### Verilen metin
§ §

Meclis’in 100. yılında yeni yasama yılının açılış resepsiyonunda misafirlere şef Ebru Baybara Demir’in hazırladığı ve içeriğinde 22 çeşit ikramın bulandığı menü sunulmuş. 1200 davetliye reyhan, kişniş ve limonata gibi yöresel tatlardan içecekler de hazırlanmış. Menünün tasarlanması 3 hafta, hazırlanması tam 3 gün 3 gece sürmüş.

§ §

### Görev
Yukarıdaki metne göre bu menü hangi vesileyle ve kimler için hazırlanmış? Bir iki cümleyle açıklayın.

§ §

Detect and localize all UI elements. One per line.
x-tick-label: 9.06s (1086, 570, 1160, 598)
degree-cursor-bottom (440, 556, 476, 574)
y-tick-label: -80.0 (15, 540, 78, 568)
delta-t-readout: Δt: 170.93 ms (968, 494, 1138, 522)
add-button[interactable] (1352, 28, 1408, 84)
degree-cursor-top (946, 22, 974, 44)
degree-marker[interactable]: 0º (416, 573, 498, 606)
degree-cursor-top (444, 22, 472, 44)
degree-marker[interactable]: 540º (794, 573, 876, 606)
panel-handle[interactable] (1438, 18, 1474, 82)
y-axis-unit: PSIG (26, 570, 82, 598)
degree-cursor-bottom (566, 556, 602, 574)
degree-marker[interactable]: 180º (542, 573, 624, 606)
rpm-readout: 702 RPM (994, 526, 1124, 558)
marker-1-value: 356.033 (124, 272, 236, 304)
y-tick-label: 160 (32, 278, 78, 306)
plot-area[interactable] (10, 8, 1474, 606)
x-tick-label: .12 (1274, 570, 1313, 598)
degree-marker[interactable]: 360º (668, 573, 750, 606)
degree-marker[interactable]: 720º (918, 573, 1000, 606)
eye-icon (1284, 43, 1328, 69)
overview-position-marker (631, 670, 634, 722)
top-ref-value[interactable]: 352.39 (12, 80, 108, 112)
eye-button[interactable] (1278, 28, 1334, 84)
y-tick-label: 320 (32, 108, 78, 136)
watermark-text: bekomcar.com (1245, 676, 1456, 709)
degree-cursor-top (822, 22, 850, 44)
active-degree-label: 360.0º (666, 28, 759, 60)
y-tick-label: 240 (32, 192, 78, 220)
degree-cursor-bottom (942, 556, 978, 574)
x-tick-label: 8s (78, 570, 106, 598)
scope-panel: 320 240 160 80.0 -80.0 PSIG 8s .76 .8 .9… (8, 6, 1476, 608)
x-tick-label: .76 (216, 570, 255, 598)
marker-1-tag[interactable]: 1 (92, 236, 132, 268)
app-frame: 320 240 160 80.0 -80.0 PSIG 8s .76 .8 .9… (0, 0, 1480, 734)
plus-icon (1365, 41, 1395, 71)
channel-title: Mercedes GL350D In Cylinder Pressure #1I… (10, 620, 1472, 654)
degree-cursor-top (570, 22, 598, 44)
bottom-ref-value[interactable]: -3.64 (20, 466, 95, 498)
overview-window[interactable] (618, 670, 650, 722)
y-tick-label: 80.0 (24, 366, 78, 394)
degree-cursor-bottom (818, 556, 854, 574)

§ §

### Cevap
Menü, Meclis'in 100. yılında yeni yasama yılının açılış resepsiyonu için hazırlanmış. Bu resepsiyonda 1200 davetliye sunulmuş.